◆ THE EXERCISE: Copy out each line exactly as it appears.

○ ○ ○ ○

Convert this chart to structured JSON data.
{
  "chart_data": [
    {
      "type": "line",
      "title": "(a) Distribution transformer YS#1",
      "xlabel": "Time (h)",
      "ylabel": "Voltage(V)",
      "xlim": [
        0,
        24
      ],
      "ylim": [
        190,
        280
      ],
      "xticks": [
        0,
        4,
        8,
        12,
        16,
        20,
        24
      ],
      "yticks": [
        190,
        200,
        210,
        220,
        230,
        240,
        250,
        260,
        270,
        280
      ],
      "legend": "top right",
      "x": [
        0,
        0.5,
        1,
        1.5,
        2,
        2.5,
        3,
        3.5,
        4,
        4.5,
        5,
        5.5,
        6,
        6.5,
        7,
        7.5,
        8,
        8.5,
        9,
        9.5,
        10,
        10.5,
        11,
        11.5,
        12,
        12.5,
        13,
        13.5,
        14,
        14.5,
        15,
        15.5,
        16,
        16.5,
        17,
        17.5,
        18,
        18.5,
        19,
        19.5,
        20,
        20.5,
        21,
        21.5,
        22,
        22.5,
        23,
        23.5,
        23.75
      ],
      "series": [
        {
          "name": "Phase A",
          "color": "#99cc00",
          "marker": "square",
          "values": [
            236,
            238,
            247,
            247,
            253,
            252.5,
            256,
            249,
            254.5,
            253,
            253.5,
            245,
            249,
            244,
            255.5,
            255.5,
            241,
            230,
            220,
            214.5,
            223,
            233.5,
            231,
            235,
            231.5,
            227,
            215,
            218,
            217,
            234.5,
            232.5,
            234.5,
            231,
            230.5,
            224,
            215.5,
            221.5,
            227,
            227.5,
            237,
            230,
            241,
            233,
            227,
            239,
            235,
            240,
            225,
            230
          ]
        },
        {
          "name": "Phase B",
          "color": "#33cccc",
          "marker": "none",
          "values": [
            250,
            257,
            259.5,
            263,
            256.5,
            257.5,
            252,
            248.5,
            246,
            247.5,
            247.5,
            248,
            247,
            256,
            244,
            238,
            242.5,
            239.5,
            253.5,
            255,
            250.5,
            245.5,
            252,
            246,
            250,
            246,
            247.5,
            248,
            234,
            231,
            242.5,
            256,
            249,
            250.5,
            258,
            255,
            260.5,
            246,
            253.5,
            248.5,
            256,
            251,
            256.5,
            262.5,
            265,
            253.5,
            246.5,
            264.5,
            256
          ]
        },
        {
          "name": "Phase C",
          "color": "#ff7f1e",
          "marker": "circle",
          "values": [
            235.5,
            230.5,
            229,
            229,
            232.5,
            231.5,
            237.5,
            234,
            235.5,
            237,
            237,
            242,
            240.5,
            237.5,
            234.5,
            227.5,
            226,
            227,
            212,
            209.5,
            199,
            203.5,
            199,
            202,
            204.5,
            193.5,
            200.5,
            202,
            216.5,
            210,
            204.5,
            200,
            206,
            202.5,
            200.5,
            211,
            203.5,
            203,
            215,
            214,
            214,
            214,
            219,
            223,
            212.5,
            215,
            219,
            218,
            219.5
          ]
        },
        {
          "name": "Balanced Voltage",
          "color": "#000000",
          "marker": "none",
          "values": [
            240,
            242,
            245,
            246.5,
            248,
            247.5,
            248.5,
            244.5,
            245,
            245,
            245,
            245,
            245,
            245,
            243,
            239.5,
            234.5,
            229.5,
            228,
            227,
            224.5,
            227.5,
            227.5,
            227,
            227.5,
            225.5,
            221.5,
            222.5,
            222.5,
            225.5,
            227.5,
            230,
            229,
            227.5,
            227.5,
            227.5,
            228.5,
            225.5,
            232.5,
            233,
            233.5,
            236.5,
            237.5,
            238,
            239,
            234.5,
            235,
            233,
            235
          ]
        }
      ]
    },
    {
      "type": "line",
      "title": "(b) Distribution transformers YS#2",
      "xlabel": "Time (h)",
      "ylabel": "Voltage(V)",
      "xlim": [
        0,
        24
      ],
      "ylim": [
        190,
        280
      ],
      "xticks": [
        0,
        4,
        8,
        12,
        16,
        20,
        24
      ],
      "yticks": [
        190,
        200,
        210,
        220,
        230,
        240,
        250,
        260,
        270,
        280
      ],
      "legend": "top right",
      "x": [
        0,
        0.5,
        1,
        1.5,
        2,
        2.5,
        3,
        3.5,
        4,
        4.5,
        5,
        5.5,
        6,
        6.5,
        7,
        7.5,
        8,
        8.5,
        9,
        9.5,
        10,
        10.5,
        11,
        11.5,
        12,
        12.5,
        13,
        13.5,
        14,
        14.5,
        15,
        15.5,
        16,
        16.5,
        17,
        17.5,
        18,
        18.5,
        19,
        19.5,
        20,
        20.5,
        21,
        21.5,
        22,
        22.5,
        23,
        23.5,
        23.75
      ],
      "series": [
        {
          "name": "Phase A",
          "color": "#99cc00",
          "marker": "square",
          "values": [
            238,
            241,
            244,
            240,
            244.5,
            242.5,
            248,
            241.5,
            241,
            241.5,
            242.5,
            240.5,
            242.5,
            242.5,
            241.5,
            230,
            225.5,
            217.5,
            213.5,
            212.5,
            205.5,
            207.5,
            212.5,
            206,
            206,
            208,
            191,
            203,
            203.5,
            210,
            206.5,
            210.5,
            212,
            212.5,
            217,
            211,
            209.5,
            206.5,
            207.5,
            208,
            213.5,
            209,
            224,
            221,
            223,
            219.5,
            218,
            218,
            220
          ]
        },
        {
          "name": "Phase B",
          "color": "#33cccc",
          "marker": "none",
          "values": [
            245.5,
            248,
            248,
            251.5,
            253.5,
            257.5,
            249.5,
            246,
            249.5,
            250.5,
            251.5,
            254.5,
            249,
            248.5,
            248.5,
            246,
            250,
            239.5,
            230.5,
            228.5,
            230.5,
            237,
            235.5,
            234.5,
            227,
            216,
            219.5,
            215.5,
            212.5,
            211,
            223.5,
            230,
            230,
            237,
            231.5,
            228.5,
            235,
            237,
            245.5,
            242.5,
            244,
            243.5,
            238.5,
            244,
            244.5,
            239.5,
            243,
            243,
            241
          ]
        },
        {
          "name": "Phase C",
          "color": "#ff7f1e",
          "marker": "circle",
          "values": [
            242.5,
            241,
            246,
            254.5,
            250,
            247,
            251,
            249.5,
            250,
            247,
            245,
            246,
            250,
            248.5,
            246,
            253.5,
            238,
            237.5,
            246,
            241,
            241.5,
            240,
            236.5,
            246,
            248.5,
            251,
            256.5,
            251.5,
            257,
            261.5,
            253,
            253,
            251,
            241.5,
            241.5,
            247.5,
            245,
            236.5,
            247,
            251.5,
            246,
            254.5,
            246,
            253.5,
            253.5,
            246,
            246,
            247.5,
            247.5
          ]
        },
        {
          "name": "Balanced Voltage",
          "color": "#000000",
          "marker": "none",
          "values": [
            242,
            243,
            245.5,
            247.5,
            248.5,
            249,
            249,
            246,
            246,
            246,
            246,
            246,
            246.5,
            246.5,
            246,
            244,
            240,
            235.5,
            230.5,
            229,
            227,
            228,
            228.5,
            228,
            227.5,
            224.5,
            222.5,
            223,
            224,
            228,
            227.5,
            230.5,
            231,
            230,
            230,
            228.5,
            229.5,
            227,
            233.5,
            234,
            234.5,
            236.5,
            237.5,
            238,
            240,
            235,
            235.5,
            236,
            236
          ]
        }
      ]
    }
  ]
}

○ ○ ○ ○

◆ PROBLEM SOLUTION:
Convert this chart to structured JSON data.
{
  "chart_data": [
    {
      "type": "line",
      "title": "(a) Distribution transformer YS#1",
      "xlabel": "Time (h)",
      "ylabel": "Voltage(V)",
      "xlim": [
        0,
        24
      ],
      "ylim": [
        190,
        280
      ],
      "xticks": [
        0,
        4,
        8,
        12,
        16,
        20,
        24
      ],
      "yticks": [
        190,
        200,
        210,
        220,
        230,
        240,
        250,
        260,
        270,
        280
      ],
      "legend": "top right",
      "x": [
        0,
        0.5,
        1,
        1.5,
        2,
        2.5,
        3,
        3.5,
        4,
        4.5,
        5,
        5.5,
        6,
        6.5,
        7,
        7.5,
        8,
        8.5,
        9,
        9.5,
        10,
        10.5,
        11,
        11.5,
        12,
        12.5,
        13,
        13.5,
        14,
        14.5,
        15,
        15.5,
        16,
        16.5,
        17,
        17.5,
        18,
        18.5,
        19,
        19.5,
        20,
        20.5,
        21,
        21.5,
        22,
        22.5,
        23,
        23.5,
        23.75
      ],
      "series": [
        {
          "name": "Phase A",
          "color": "#99cc00",
          "marker": "square",
          "values": [
            236,
            238,
            247,
            247,
            253,
            252.5,
            256,
            249,
            254.5,
            253,
            253.5,
            245,
            249,
            244,
            255.5,
            255.5,
            241,
            230,
            220,
            214.5,
            223,
            233.5,
            231,
            235,
            231.5,
            227,
            215,
            218,
            217,
            234.5,
            232.5,
            234.5,
            231,
            230.5,
            224,
            215.5,
            221.5,
            227,
            227.5,
            237,
            230,
            241,
            233,
            227,
            239,
            235,
            240,
            225,
            230
          ]
        },
        {
          "name": "Phase B",
          "color": "#33cccc",
          "marker": "none",
          "values": [
            250,
            257,
            259.5,
            263,
            256.5,
            257.5,
            252,
            248.5,
            246,
            247.5,
            247.5,
            248,
            247,
            256,
            244,
            238,
            242.5,
            239.5,
            253.5,
            255,
            250.5,
            245.5,
            252,
            246,
            250,
            246,
            247.5,
            248,
            234,
            231,
            242.5,
            256,
            249,
            250.5,
            258,
            255,
            260.5,
            246,
            253.5,
            248.5,
            256,
            251,
            256.5,
            262.5,
            265,
            253.5,
            246.5,
            264.5,
            256
          ]
        },
        {
          "name": "Phase C",
          "color": "#ff7f1e",
          "marker": "circle",
          "values": [
            235.5,
            230.5,
            229,
            229,
            232.5,
            231.5,
            237.5,
            234,
            235.5,
            237,
            237,
            242,
            240.5,
            237.5,
            234.5,
            227.5,
            226,
            227,
            212,
            209.5,
            199,
            203.5,
            199,
            202,
            204.5,
            193.5,
            200.5,
            202,
            216.5,
            210,
            204.5,
            200,
            206,
            202.5,
            200.5,
            211,
            203.5,
            203,
            215,
            214,
            214,
            214,
            219,
            223,
            212.5,
            215,
            219,
            218,
            219.5
          ]
        },
        {
          "name": "Balanced Voltage",
          "color": "#000000",
          "marker": "none",
          "values": [
            240,
            242,
            245,
            246.5,
            248,
            247.5,
            248.5,
            244.5,
            245,
            245,
            245,
            245,
            245,
            245,
            243,
            239.5,
            234.5,
            229.5,
            228,
            227,
            224.5,
            227.5,
            227.5,
            227,
            227.5,
            225.5,
            221.5,
            222.5,
            222.5,
            225.5,
            227.5,
            230,
            229,
            227.5,
            227.5,
            227.5,
            228.5,
            225.5,
            232.5,
            233,
            233.5,
            236.5,
            237.5,
            238,
            239,
            234.5,
            235,
            233,
            235
          ]
        }
      ]
    },
    {
      "type": "line",
      "title": "(b) Distribution transformers YS#2",
      "xlabel": "Time (h)",
      "ylabel": "Voltage(V)",
      "xlim": [
        0,
        24
      ],
      "ylim": [
        190,
        280
      ],
      "xticks": [
        0,
        4,
        8,
        12,
        16,
        20,
        24
      ],
      "yticks": [
        190,
        200,
        210,
        220,
        230,
        240,
        250,
        260,
        270,
        280
      ],
      "legend": "top right",
      "x": [
        0,
        0.5,
        1,
        1.5,
        2,
        2.5,
        3,
        3.5,
        4,
        4.5,
        5,
        5.5,
        6,
        6.5,
        7,
        7.5,
        8,
        8.5,
        9,
        9.5,
        10,
        10.5,
        11,
        11.5,
        12,
        12.5,
        13,
        13.5,
        14,
        14.5,
        15,
        15.5,
        16,
        16.5,
        17,
        17.5,
        18,
        18.5,
        19,
        19.5,
        20,
        20.5,
        21,
        21.5,
        22,
        22.5,
        23,
        23.5,
        23.75
      ],
      "series": [
        {
          "name": "Phase A",
          "color": "#99cc00",
          "marker": "square",
          "values": [
            238,
            241,
            244,
            240,
            244.5,
            242.5,
            248,
            241.5,
            241,
            241.5,
            242.5,
            240.5,
            242.5,
            242.5,
            241.5,
            230,
            225.5,
            217.5,
            213.5,
            212.5,
            205.5,
            207.5,
            212.5,
            206,
            206,
            208,
            191,
            203,
            203.5,
            210,
            206.5,
            210.5,
            212,
            212.5,
            217,
            211,
            209.5,
            206.5,
            207.5,
            208,
            213.5,
            209,
            224,
            221,
            223,
            219.5,
            218,
            218,
            220
          ]
        },
        {
          "name": "Phase B",
          "color": "#33cccc",
          "marker": "none",
          "values": [
            245.5,
            248,
            248,
            251.5,
            253.5,
            257.5,
            249.5,
            246,
            249.5,
            250.5,
            251.5,
            254.5,
            249,
            248.5,
            248.5,
            246,
            250,
            239.5,
            230.5,
            228.5,
            230.5,
            237,
            235.5,
            234.5,
            227,
            216,
            219.5,
            215.5,
            212.5,
            211,
            223.5,
            230,
            230,
            237,
            231.5,
            228.5,
            235,
            237,
            245.5,
            242.5,
            244,
            243.5,
            238.5,
            244,
            244.5,
            239.5,
            243,
            243,
            241
          ]
        },
        {
          "name": "Phase C",
          "color": "#ff7f1e",
          "marker": "circle",
          "values": [
            242.5,
            241,
            246,
            254.5,
            250,
            247,
            251,
            249.5,
            250,
            247,
            245,
            246,
            250,
            248.5,
            246,
            253.5,
            238,
            237.5,
            246,
            241,
            241.5,
            240,
            236.5,
            246,
            248.5,
            251,
            256.5,
            251.5,
            257,
            261.5,
            253,
            253,
            251,
            241.5,
            241.5,
            247.5,
            245,
            236.5,
            247,
            251.5,
            246,
            254.5,
            246,
            253.5,
            253.5,
            246,
            246,
            247.5,
            247.5
          ]
        },
        {
          "name": "Balanced Voltage",
          "color": "#000000",
          "marker": "none",
          "values": [
            242,
            243,
            245.5,
            247.5,
            248.5,
            249,
            249,
            246,
            246,
            246,
            246,
            246,
            246.5,
            246.5,
            246,
            244,
            240,
            235.5,
            230.5,
            229,
            227,
            228,
            228.5,
            228,
            227.5,
            224.5,
            222.5,
            223,
            224,
            228,
            227.5,
            230.5,
            231,
            230,
            230,
            228.5,
            229.5,
            227,
            233.5,
            234,
            234.5,
            236.5,
            237.5,
            238,
            240,
            235,
            235.5,
            236,
            236
          ]
        }
      ]
    }
  ]
}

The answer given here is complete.